=== YOUR GOAL ===
Go through the data below and gather each line containing "girls".

=== Saved data entries ===
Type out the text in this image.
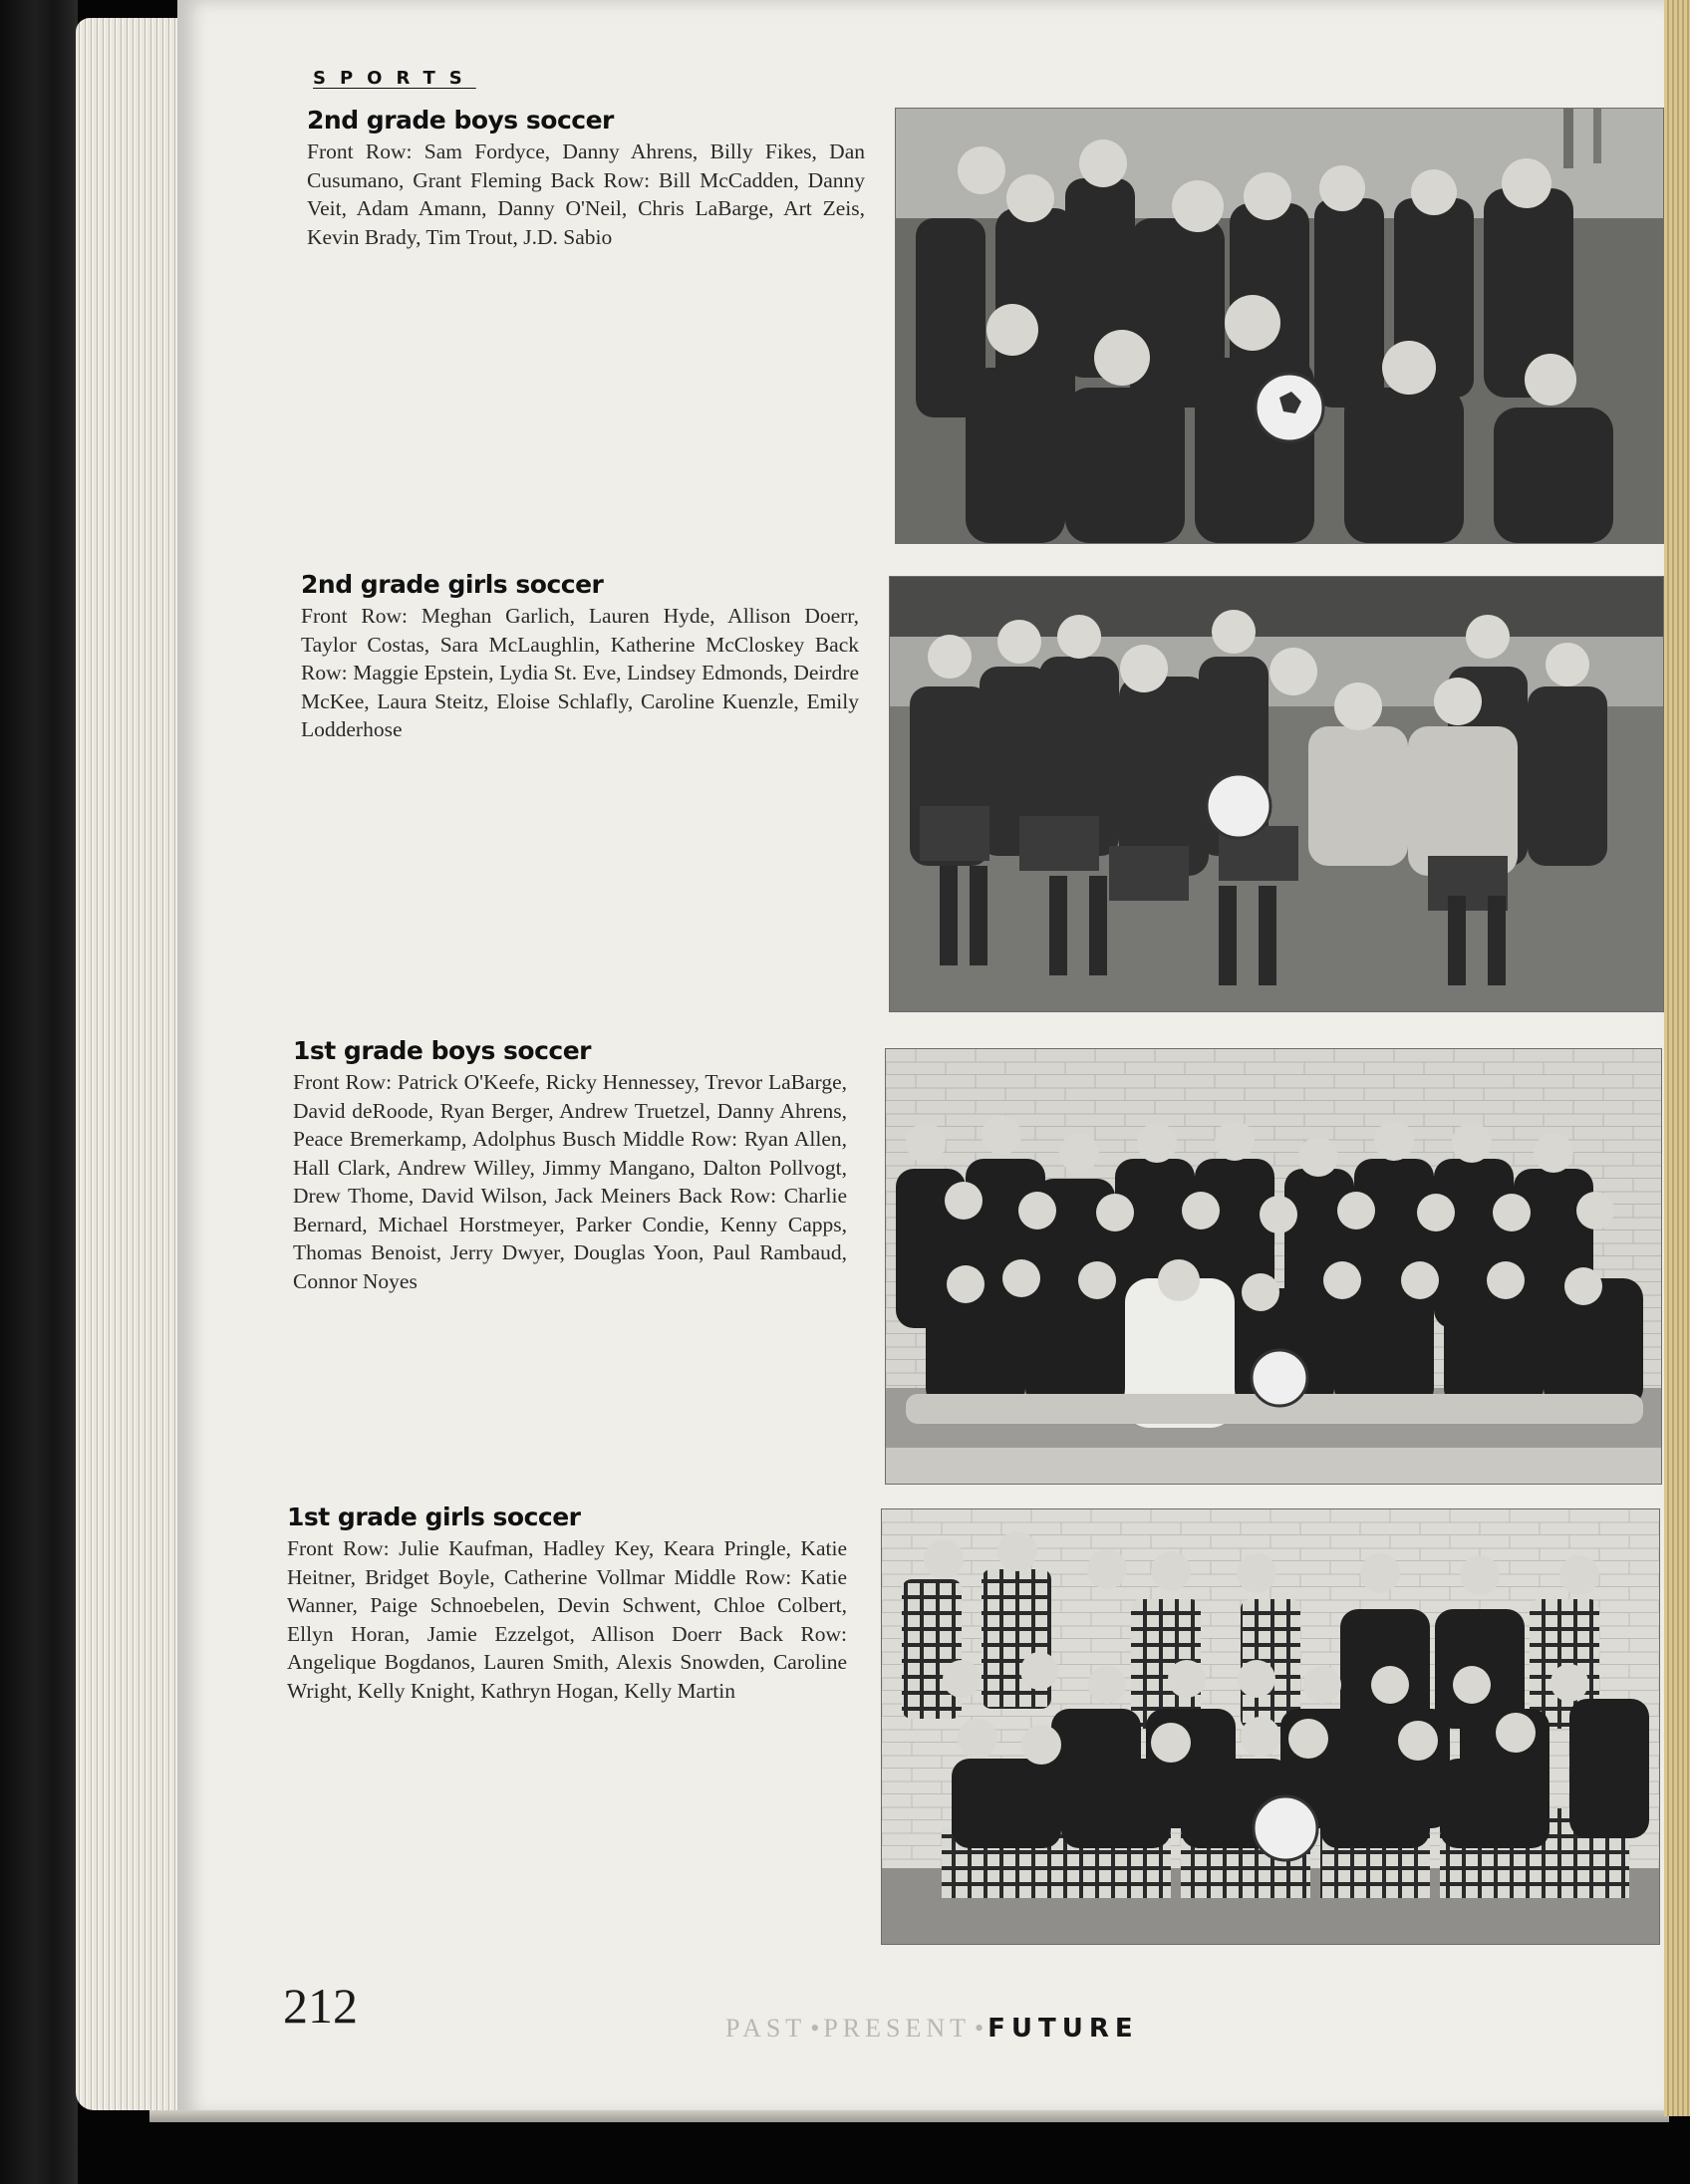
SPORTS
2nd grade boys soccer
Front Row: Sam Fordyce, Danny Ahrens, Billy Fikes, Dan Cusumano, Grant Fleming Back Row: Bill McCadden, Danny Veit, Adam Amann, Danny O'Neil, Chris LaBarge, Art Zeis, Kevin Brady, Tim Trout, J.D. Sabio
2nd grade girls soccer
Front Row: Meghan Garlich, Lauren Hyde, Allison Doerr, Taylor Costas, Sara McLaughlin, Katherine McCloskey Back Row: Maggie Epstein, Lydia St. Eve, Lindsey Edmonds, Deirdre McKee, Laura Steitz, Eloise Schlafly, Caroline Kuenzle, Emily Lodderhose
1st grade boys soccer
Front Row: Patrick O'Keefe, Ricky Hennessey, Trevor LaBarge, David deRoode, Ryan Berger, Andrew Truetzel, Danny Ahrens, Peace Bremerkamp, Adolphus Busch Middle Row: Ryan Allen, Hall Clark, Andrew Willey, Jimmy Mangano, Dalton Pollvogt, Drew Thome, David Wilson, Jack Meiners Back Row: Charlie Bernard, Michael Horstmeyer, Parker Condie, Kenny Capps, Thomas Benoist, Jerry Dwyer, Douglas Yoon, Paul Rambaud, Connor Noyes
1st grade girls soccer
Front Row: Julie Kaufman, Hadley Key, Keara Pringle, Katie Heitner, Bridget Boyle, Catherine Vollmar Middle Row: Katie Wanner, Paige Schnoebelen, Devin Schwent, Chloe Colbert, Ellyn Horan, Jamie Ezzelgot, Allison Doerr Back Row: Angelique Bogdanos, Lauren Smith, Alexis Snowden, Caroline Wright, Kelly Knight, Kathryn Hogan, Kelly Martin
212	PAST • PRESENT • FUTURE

==

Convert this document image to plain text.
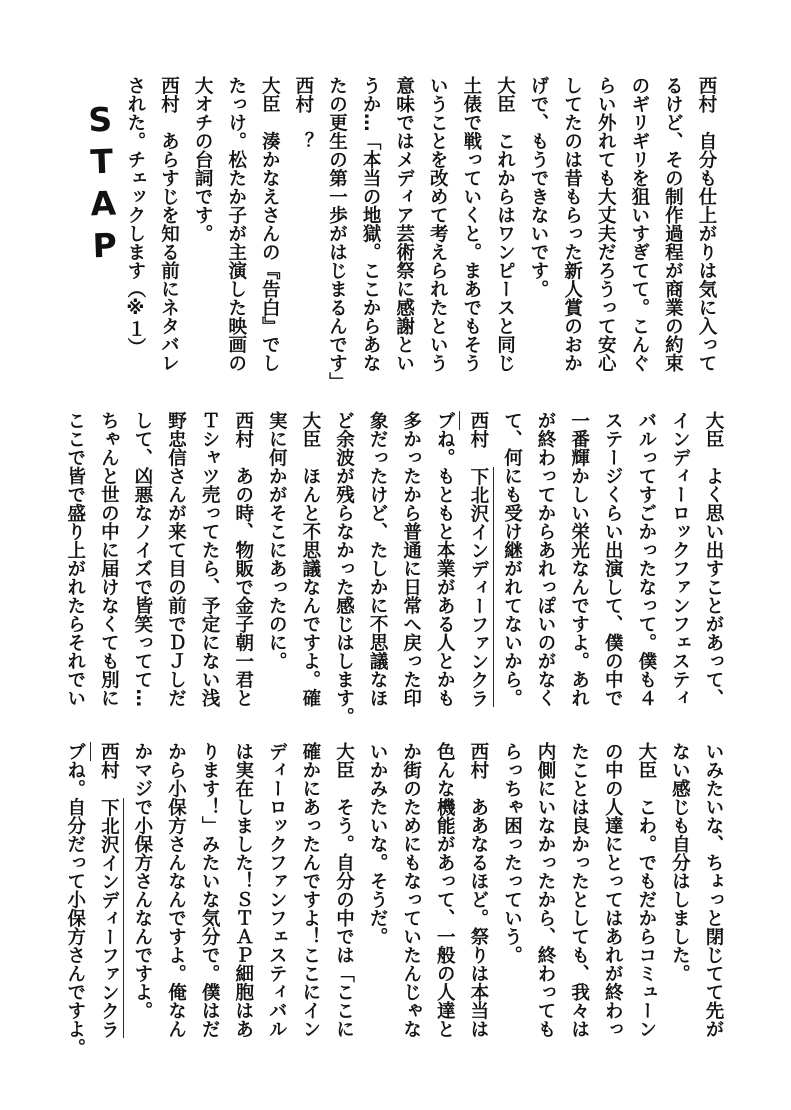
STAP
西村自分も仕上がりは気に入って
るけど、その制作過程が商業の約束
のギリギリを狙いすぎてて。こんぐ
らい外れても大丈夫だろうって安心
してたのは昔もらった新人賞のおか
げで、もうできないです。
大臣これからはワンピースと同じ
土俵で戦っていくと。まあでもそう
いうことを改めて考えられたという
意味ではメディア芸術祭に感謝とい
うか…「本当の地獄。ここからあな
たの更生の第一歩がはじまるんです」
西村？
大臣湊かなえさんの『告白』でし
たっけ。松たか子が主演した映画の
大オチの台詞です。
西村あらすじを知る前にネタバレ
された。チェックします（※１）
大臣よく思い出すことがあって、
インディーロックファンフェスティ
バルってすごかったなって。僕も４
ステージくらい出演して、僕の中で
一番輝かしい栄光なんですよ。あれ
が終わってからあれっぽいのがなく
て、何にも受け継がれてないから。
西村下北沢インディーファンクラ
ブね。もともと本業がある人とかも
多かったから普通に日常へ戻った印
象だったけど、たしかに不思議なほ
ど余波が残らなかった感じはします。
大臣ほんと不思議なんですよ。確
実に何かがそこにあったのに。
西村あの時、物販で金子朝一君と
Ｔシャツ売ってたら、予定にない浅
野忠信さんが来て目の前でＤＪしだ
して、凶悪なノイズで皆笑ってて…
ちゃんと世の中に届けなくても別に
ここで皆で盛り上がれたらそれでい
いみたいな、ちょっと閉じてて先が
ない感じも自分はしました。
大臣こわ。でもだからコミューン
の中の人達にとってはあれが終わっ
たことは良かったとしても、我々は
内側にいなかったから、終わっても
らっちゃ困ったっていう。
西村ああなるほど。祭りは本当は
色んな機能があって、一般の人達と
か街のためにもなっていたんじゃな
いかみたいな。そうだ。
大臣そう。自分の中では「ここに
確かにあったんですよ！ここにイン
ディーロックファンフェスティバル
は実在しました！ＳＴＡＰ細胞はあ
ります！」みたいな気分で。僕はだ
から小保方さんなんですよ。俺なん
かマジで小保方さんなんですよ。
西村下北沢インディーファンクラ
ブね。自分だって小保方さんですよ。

--

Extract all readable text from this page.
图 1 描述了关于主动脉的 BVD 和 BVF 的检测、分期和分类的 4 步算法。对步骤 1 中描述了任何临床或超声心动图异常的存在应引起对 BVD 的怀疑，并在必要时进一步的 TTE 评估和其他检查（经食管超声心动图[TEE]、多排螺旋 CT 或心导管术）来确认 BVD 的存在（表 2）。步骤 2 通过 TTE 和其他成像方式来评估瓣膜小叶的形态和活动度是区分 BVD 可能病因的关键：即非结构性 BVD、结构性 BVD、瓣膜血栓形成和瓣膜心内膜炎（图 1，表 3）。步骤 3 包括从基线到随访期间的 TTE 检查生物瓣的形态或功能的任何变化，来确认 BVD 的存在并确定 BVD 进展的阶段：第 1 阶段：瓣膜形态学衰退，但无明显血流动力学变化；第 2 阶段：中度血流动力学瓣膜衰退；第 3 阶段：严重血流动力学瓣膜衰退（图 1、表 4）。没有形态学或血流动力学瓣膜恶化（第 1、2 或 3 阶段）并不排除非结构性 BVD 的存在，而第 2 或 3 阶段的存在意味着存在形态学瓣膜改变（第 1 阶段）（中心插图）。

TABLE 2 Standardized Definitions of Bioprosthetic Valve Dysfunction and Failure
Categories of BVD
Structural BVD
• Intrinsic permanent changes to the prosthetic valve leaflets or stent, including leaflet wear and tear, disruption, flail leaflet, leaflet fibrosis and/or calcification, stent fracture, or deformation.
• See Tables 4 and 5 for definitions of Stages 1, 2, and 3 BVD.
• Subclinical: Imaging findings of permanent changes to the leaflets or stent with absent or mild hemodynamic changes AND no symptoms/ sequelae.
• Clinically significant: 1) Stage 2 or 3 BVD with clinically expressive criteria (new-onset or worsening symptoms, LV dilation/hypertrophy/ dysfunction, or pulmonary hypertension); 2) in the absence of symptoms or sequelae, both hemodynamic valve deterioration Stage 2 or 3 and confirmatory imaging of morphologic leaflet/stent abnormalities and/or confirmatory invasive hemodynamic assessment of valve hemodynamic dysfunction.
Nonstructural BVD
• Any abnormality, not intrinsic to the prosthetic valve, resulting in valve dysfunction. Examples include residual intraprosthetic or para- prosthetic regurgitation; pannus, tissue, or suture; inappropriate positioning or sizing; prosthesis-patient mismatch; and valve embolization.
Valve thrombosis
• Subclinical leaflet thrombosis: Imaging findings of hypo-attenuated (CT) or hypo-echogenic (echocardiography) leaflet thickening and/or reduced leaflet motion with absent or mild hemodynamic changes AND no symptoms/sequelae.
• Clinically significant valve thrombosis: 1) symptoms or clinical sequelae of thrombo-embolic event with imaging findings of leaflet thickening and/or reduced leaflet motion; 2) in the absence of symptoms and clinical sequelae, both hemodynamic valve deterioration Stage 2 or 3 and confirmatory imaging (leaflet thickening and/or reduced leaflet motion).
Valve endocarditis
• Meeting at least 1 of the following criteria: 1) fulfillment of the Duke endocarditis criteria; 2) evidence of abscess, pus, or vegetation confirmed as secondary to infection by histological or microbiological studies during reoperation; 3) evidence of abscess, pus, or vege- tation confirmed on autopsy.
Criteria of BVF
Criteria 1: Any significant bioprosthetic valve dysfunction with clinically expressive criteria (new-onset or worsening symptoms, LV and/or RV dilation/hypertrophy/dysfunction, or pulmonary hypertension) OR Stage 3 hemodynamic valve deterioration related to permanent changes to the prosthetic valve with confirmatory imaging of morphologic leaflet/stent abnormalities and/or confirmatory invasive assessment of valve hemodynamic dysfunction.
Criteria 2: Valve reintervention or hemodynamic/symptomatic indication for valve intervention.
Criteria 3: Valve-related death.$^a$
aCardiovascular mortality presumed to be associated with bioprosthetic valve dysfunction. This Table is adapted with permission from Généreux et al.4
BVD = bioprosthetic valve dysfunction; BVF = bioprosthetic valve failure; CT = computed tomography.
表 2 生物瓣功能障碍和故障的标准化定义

=== EXERCISE OUTPUT ===
2nd grade girls soccer
1st grade girls soccer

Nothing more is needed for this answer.